Objetivo 1
Reproduza sem nenhuma alteração as linhas que aparecem abaixo, depois do texto sobre arte e política, desde a primeira delas até a linha que contém "- shop-item-card: 兵种 40000: [12, 437, 482, 456]", incluindo as duas pontas.

Trecho citado
____________________

Desse modo, a perseguição às artes assume múltiplas faces: a censura explícita, o controle econômico, a desvalorização simbólica ou mesmo o discurso aparentemente inofensivo de que “arte e política não se misturam”. No fundo, trata-se sempre de uma tentativa de desarticular o potencial crítico da arte e de neutralizar seu poder de imaginar outros mundos possíveis.

Entretanto, se somos seres sociais e, portanto, seres políticos por definição, não há arte que não seja política. Raymond Williams explica com clareza essa condição de pertencimento estrutural:

[...] nascemos em uma situação social, em relações sociais, em uma família, que juntas formaram o que, elevando o nível de abstração, poderíamos ver como sendo nós mesmos enquanto indivíduos. Muito dessa formação ocorre antes de termos consciência de qualquer individualidade. De fato, a consciência da individualidade é frequentemente a de todos esses elementos de nossa formação, mesmo que nunca possa ser completada. Os alinhamentos são certamente profundos. São nossa maneira normal de viver no mundo, nossa maneira normal de ver o mundo (Williams, 2015, p. 127).

E Williams aprofunda ainda mais essa reflexão, tomando o caso específico do escritor:

[...] para um escritor, há algo ainda mais específico: ele nasceu em uma língua; seu próprio meio de comunicação é algo que aprendeu como se fosse natural, embora, sem dúvida, saiba que existem outras línguas muito diferentes. [...] Portanto, nascido em uma situação social, com todas as suas perspectivas específicas, e em uma língua, o escritor está alinhado desde o início (Williams, 2015, p. 128).

Ora, não é apenas o escritor que nasce sob uma língua, na verdade todo artista, mesmo aquele cuja arte não se expressa por palavras, está imerso em um universo simbólico e ideológico. Como já afirmara Bakhtin/Volochínov (2009), todo signo é ideológico: ao nos expressarmos, refletimos ou refratamos a realidade social em que estamos inseridos. Nesse sentido, como bem observam Carboni e Maestri, a língua “[...] é palco privilegiado da luta de classes, expressão e registro dos valores e sentimentos contraditórios de exploradores e explorados” (2012, p. 12).

Essa concepção é fundamental para compreendermos que não há neutralidade possível: toda criação, mesmo aquela que reivindica afastamento do “mundo real”, traz consigo um ponto de vista, um recorte de classe, de gênero, de território, de tempo. O mito da arte “pura” é uma das formas mais sofisticadas de alinhamento com o status quo.

O ator e diretor Orson Welles, em um breve texto sobre o teatro, recorda o quanto a arte ganha sentido quando se liga à vida concreta: ao referir-se à invasão da Áustria por Hitler, afirmou que quando a arte se conecta com a vida cotidiana “[...] então vale a pena fazer peças, compor canções para elas, produzi-las e nelas atuar. No minuto em que perdemos isso de vista, nós nos tornamos necromantes ou encantadores” (Welles, 1998, p. 139).

____________________

Material fornecido
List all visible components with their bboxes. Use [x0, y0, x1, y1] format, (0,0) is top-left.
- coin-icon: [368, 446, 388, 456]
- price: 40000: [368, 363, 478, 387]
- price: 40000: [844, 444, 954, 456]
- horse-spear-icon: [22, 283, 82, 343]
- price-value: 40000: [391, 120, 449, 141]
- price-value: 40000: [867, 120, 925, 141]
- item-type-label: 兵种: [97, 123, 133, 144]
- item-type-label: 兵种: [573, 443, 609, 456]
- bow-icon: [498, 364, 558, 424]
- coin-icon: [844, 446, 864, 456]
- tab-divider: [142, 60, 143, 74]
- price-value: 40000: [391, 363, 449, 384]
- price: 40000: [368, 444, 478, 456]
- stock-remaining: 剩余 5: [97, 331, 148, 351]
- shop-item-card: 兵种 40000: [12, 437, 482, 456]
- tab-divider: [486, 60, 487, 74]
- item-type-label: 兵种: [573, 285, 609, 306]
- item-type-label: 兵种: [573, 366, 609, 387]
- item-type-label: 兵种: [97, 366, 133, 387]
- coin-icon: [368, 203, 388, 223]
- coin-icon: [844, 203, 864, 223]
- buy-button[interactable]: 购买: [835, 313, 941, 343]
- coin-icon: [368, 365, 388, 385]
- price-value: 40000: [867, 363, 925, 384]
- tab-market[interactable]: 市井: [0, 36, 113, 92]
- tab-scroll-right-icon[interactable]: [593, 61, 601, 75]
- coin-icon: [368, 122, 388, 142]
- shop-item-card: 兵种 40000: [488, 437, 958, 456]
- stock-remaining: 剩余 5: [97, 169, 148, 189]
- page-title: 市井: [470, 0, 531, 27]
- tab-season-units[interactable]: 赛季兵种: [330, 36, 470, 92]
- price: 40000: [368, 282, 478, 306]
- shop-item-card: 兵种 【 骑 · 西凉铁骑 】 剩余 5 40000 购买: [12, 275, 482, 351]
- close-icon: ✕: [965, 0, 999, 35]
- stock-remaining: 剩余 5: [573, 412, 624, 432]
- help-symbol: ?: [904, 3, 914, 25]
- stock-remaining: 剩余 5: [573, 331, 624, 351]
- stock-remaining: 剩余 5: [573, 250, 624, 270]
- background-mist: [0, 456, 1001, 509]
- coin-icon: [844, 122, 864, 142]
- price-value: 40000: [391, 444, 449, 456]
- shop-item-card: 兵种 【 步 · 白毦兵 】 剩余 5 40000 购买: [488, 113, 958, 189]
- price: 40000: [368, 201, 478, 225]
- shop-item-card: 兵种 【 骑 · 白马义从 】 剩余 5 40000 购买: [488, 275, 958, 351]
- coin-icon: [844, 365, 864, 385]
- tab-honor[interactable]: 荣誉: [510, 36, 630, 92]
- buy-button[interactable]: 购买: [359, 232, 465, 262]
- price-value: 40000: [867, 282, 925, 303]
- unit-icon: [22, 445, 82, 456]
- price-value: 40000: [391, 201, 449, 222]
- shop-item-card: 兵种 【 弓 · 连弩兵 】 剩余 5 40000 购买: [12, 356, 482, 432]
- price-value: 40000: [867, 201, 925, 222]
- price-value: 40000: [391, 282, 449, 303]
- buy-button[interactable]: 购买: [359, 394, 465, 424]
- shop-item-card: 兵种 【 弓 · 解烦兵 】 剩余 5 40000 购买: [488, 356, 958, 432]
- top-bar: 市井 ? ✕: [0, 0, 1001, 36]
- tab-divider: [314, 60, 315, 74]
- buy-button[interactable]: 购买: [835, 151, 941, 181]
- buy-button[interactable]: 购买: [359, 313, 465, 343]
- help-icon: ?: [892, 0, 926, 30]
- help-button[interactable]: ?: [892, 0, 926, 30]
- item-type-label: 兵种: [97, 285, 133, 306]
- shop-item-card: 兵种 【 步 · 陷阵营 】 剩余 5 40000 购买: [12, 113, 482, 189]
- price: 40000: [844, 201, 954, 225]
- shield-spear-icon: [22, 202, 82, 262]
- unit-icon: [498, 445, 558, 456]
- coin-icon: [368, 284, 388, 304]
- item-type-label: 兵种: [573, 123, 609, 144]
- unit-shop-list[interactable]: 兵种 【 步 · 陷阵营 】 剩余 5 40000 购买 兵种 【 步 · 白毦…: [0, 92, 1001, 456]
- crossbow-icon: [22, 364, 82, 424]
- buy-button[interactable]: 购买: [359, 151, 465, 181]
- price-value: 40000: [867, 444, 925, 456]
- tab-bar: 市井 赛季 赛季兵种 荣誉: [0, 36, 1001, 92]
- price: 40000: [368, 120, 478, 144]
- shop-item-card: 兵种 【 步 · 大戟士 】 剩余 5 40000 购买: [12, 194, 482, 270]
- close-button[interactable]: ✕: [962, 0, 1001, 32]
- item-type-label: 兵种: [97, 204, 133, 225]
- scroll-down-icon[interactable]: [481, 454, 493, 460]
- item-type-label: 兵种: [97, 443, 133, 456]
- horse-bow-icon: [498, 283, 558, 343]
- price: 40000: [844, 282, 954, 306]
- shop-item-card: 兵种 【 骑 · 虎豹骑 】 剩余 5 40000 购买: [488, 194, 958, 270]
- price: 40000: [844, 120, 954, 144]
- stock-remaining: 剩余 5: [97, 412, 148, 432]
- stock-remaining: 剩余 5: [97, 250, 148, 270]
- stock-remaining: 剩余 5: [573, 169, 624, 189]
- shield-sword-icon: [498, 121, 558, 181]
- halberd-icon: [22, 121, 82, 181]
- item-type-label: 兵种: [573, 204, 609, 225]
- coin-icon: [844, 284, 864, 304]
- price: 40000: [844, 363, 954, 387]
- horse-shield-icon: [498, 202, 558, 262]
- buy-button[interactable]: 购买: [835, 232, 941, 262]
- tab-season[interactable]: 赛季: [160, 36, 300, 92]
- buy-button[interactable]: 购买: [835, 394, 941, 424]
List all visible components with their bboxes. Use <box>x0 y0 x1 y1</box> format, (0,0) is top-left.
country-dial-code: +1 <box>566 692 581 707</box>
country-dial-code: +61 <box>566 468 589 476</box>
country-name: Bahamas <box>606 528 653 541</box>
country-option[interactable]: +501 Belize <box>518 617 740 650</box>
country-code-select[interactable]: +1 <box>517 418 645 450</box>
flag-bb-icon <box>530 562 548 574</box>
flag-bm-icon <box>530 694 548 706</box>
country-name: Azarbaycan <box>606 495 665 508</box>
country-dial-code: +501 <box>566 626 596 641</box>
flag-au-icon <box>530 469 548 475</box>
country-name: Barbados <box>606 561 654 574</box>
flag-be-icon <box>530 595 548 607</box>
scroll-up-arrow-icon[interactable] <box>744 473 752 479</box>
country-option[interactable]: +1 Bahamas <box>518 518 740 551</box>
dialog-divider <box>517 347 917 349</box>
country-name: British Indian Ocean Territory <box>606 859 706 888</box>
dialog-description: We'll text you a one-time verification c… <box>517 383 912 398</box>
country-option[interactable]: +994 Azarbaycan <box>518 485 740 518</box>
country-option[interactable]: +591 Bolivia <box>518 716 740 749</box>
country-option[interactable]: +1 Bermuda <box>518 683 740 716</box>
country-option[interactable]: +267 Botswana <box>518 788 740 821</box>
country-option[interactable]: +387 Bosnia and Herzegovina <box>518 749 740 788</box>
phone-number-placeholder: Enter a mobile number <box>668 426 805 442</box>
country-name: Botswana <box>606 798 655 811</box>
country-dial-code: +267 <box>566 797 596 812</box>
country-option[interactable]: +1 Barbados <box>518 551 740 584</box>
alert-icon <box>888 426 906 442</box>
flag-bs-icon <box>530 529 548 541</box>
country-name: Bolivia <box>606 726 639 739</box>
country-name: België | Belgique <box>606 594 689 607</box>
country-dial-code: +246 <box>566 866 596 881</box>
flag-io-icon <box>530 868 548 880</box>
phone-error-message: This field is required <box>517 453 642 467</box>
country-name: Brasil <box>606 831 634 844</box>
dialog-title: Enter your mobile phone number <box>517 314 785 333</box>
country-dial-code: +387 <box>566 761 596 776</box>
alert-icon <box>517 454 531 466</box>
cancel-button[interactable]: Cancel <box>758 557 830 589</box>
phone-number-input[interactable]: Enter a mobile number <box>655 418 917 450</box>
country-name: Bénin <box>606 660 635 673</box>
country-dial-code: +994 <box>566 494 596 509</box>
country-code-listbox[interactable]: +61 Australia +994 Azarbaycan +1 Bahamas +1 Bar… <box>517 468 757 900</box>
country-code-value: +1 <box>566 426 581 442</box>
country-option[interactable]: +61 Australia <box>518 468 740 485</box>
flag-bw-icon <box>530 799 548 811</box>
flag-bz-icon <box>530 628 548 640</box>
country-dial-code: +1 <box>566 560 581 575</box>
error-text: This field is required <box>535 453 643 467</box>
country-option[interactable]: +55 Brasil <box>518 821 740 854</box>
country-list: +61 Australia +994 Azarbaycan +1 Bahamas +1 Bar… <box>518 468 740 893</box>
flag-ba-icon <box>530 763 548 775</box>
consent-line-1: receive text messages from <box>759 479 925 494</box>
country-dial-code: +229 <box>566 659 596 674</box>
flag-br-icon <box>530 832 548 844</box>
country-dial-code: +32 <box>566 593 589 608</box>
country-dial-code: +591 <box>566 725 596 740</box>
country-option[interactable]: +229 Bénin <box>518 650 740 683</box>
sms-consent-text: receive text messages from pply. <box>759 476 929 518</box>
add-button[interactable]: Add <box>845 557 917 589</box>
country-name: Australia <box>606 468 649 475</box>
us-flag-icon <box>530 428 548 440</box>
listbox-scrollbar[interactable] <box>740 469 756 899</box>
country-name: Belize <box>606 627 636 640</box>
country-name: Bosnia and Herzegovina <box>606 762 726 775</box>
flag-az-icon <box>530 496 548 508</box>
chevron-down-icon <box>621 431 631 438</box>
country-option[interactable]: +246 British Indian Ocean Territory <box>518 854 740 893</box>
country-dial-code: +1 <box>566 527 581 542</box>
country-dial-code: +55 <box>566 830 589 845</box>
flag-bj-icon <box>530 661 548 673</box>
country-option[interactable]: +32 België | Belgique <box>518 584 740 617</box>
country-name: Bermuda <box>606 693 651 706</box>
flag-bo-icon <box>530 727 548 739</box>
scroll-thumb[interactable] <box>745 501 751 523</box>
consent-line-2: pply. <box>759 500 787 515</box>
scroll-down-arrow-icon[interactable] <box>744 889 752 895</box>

____________________

Objetivo 2
Copie do texto sobre arte e política, sem mudar nada, o trecho de "Entretanto, se somos" a "2015, p. 127).".

Resposta 1
List all visible components with their bboxes. Use [x0, y0, x1, y1] format, (0,0) is top-left.
- coin-icon: [368, 446, 388, 456]
- price: 40000: [368, 363, 478, 387]
- price: 40000: [844, 444, 954, 456]
- horse-spear-icon: [22, 283, 82, 343]
- price-value: 40000: [391, 120, 449, 141]
- price-value: 40000: [867, 120, 925, 141]
- item-type-label: 兵种: [97, 123, 133, 144]
- item-type-label: 兵种: [573, 443, 609, 456]
- bow-icon: [498, 364, 558, 424]
- coin-icon: [844, 446, 864, 456]
- tab-divider: [142, 60, 143, 74]
- price-value: 40000: [391, 363, 449, 384]
- price: 40000: [368, 444, 478, 456]
- stock-remaining: 剩余 5: [97, 331, 148, 351]
- shop-item-card: 兵种 40000: [12, 437, 482, 456]

Resposta 2
Entretanto, se somos seres sociais e, portanto, seres políticos por definição, não há arte que não seja política. Raymond Williams explica com clareza essa condição de pertencimento estrutural:

[...] nascemos em uma situação social, em relações sociais, em uma família, que juntas formaram o que, elevando o nível de abstração, poderíamos ver como sendo nós mesmos enquanto indivíduos. Muito dessa formação ocorre antes de termos consciência de qualquer individualidade. De fato, a consciência da individualidade é frequentemente a de todos esses elementos de nossa formação, mesmo que nunca possa ser completada. Os alinhamentos são certamente profundos. São nossa maneira normal de viver no mundo, nossa maneira normal de ver o mundo (Williams, 2015, p. 127).